=== DATA IN THIS EXERCISE ===
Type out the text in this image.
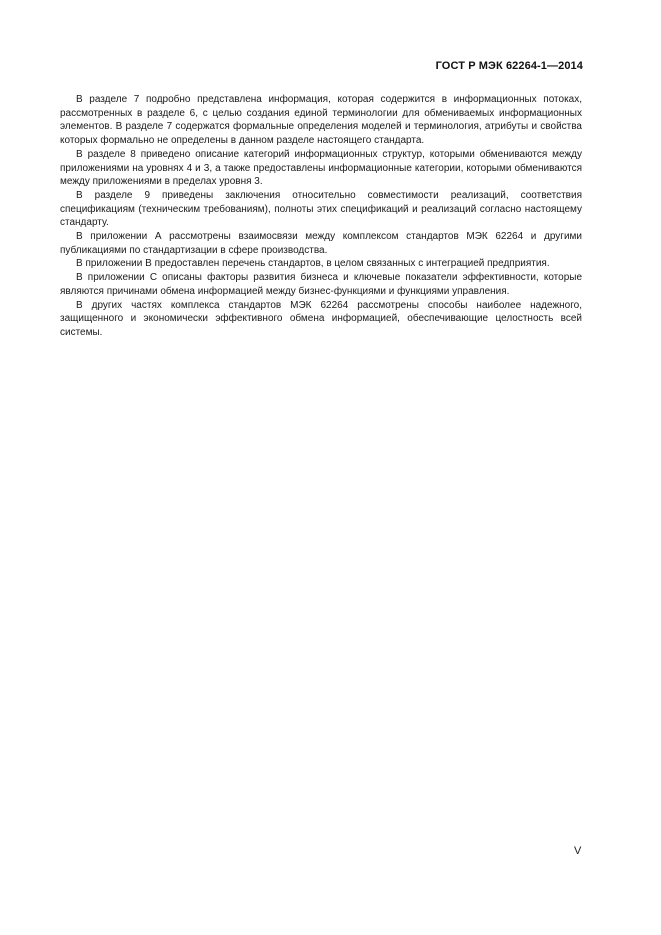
ГОСТ Р МЭК 62264-1—2014

В разделе 7 подробно представлена информация, которая содержится в информационных потоках, рассмотренных в разделе 6, с целью создания единой терминологии для обмениваемых информационных элементов. В разделе 7 содержатся формальные определения моделей и терминология, атрибуты и свойства которых формально не определены в данном разделе настоящего стандарта.

В разделе 8 приведено описание категорий информационных структур, которыми обмениваются между приложениями на уровнях 4 и 3, а также предоставлены информационные категории, которыми обмениваются между приложениями в пределах уровня 3.

В разделе 9 приведены заключения относительно совместимости реализаций, соответствия спецификациям (техническим требованиям), полноты этих спецификаций и реализаций согласно настоящему стандарту.

В приложении А рассмотрены взаимосвязи между комплексом стандартов МЭК 62264 и другими публикациями по стандартизации в сфере производства.

В приложении В предоставлен перечень стандартов, в целом связанных с интеграцией предприятия.

В приложении С описаны факторы развития бизнеса и ключевые показатели эффективности, которые являются причинами обмена информацией между бизнес-функциями и функциями управления.

В других частях комплекса стандартов МЭК 62264 рассмотрены способы наиболее надежного, защищенного и экономически эффективного обмена информацией, обеспечивающие целостность всей системы.

V
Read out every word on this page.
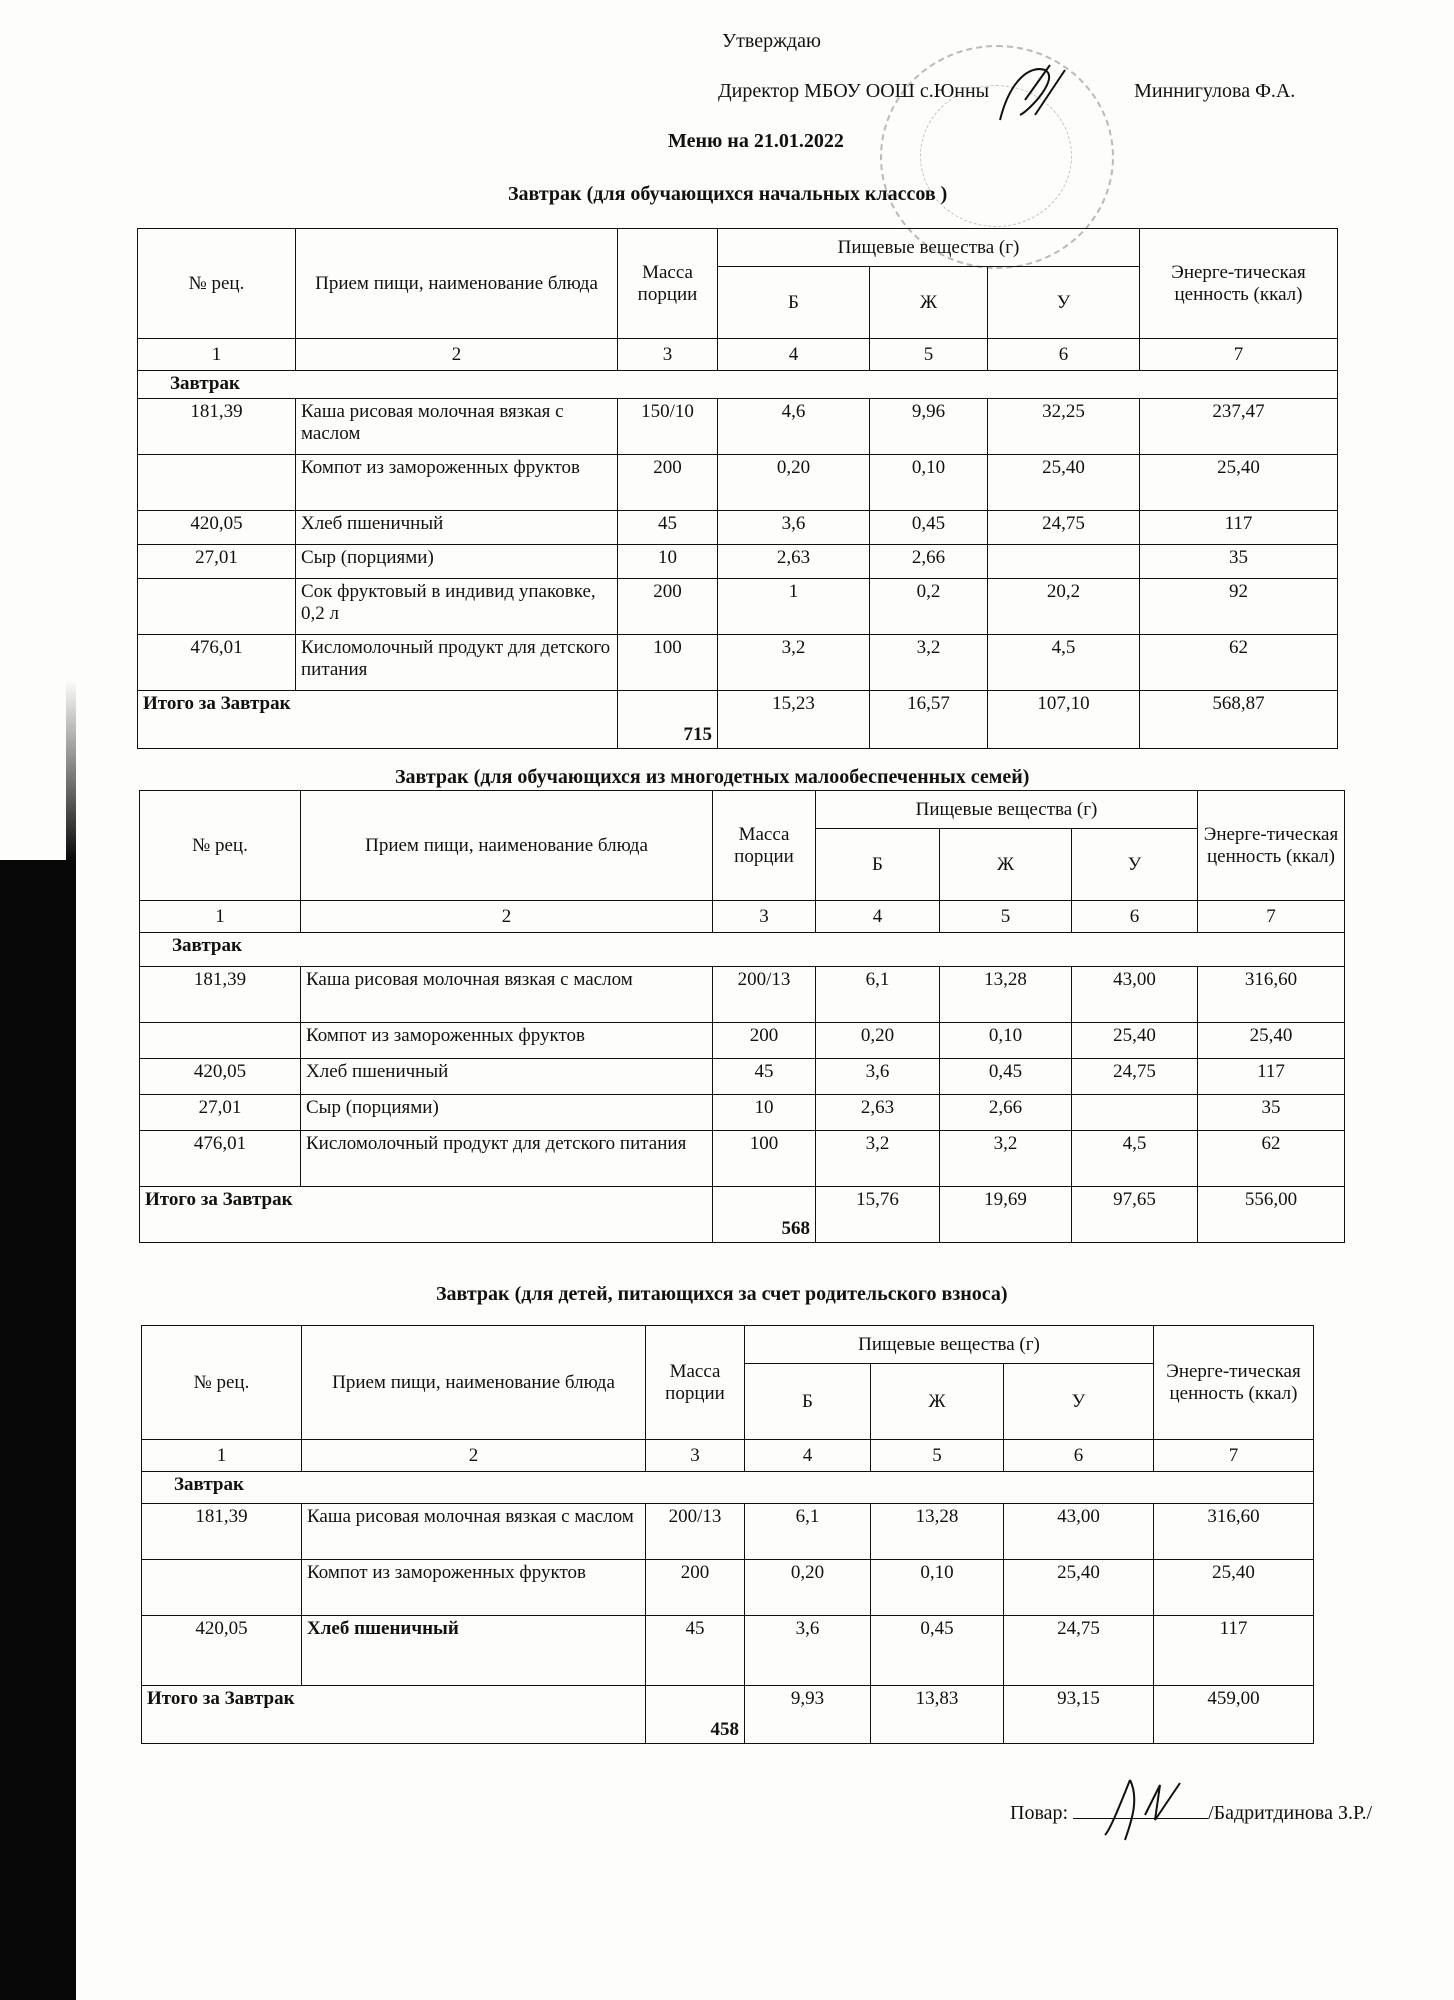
Утверждаю
Директор МБОУ ООШ с.Юнны	Миннигулова Ф.А.
Меню на 21.01.2022
Завтрак (для обучающихся начальных классов )
№ рец.	Прием пищи, наименование блюда	Масса порции	Пищевые вещества (г)			Энерге-тическая ценность (ккал)
			Б	Ж	У	
1	2	3	4	5	6	7
Завтрак						
181,39	Каша рисовая молочная вязкая с маслом	150/10	4,6	9,96	32,25	237,47
	Компот из замороженных фруктов	200	0,20	0,10	25,40	25,40
420,05	Хлеб пшеничный	45	3,6	0,45	24,75	117
27,01	Сыр (порциями)	10	2,63	2,66		35
	Сок фруктовый в индивид упаковке, 0,2 л	200	1	0,2	20,2	92
476,01	Кисломолочный продукт для детского питания	100	3,2	3,2	4,5	62
Итого за Завтрак		715	15,23	16,57	107,10	568,87
Завтрак (для обучающихся из многодетных малообеспеченных семей)
№ рец.	Прием пищи, наименование блюда	Масса порции	Пищевые вещества (г)			Энерге-тическая ценность (ккал)
			Б	Ж	У	
1	2	3	4	5	6	7
Завтрак						
181,39	Каша рисовая молочная вязкая с маслом	200/13	6,1	13,28	43,00	316,60
	Компот из замороженных фруктов	200	0,20	0,10	25,40	25,40
420,05	Хлеб пшеничный	45	3,6	0,45	24,75	117
27,01	Сыр (порциями)	10	2,63	2,66		35
476,01	Кисломолочный продукт для детского питания	100	3,2	3,2	4,5	62
Итого за Завтрак		568	15,76	19,69	97,65	556,00
Завтрак (для детей, питающихся за счет родительского взноса)
№ рец.	Прием пищи, наименование блюда	Масса порции	Пищевые вещества (г)			Энерге-тическая ценность (ккал)
			Б	Ж	У	
1	2	3	4	5	6	7
Завтрак						
181,39	Каша рисовая молочная вязкая с маслом	200/13	6,1	13,28	43,00	316,60
	Компот из замороженных фруктов	200	0,20	0,10	25,40	25,40
420,05	Хлеб пшеничный	45	3,6	0,45	24,75	117
Итого за Завтрак		458	9,93	13,83	93,15	459,00
Повар:	/Бадритдинова З.Р./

=== TASK DESCRIPTION ===
Reproduce the material above verbatim; omit every picture.

=== FINISHED EXERCISE ===
Type out the text in this image.
ГОСТ Р МЭК 62264-1—2014

В разделе 7 подробно представлена информация, которая содержится в информационных потоках, рассмотренных в разделе 6, с целью создания единой терминологии для обмениваемых информационных элементов. В разделе 7 содержатся формальные определения моделей и терминология, атрибуты и свойства которых формально не определены в данном разделе настоящего стандарта.

В разделе 8 приведено описание категорий информационных структур, которыми обмениваются между приложениями на уровнях 4 и 3, а также предоставлены информационные категории, которыми обмениваются между приложениями в пределах уровня 3.

В разделе 9 приведены заключения относительно совместимости реализаций, соответствия спецификациям (техническим требованиям), полноты этих спецификаций и реализаций согласно настоящему стандарту.

В приложении А рассмотрены взаимосвязи между комплексом стандартов МЭК 62264 и другими публикациями по стандартизации в сфере производства.

В приложении В предоставлен перечень стандартов, в целом связанных с интеграцией предприятия.

В приложении С описаны факторы развития бизнеса и ключевые показатели эффективности, которые являются причинами обмена информацией между бизнес-функциями и функциями управления.

В других частях комплекса стандартов МЭК 62264 рассмотрены способы наиболее надежного, защищенного и экономически эффективного обмена информацией, обеспечивающие целостность всей системы.

V
Read out every word on this page.
Утверждаю
Директор МБОУ ООШ с.Юнны	Миннигулова Ф.А.
Меню на 21.01.2022
Завтрак (для обучающихся начальных классов )
№ рец.	Прием пищи, наименование блюда	Масса порции	Пищевые вещества (г)			Энерге-тическая ценность (ккал)
			Б	Ж	У	
1	2	3	4	5	6	7
Завтрак						
181,39	Каша рисовая молочная вязкая с маслом	150/10	4,6	9,96	32,25	237,47
	Компот из замороженных фруктов	200	0,20	0,10	25,40	25,40
420,05	Хлеб пшеничный	45	3,6	0,45	24,75	117
27,01	Сыр (порциями)	10	2,63	2,66		35
	Сок фруктовый в индивид упаковке, 0,2 л	200	1	0,2	20,2	92
476,01	Кисломолочный продукт для детского питания	100	3,2	3,2	4,5	62
Итого за Завтрак		715	15,23	16,57	107,10	568,87
Завтрак (для обучающихся из многодетных малообеспеченных семей)
№ рец.	Прием пищи, наименование блюда	Масса порции	Пищевые вещества (г)			Энерге-тическая ценность (ккал)
			Б	Ж	У	
1	2	3	4	5	6	7
Завтрак						
181,39	Каша рисовая молочная вязкая с маслом	200/13	6,1	13,28	43,00	316,60
	Компот из замороженных фруктов	200	0,20	0,10	25,40	25,40
420,05	Хлеб пшеничный	45	3,6	0,45	24,75	117
27,01	Сыр (порциями)	10	2,63	2,66		35
476,01	Кисломолочный продукт для детского питания	100	3,2	3,2	4,5	62
Итого за Завтрак		568	15,76	19,69	97,65	556,00
Завтрак (для детей, питающихся за счет родительского взноса)
№ рец.	Прием пищи, наименование блюда	Масса порции	Пищевые вещества (г)			Энерге-тическая ценность (ккал)
			Б	Ж	У	
1	2	3	4	5	6	7
Завтрак						
181,39	Каша рисовая молочная вязкая с маслом	200/13	6,1	13,28	43,00	316,60
	Компот из замороженных фруктов	200	0,20	0,10	25,40	25,40
420,05	Хлеб пшеничный	45	3,6	0,45	24,75	117
Итого за Завтрак		458	9,93	13,83	93,15	459,00
Повар:	/Бадритдинова З.Р./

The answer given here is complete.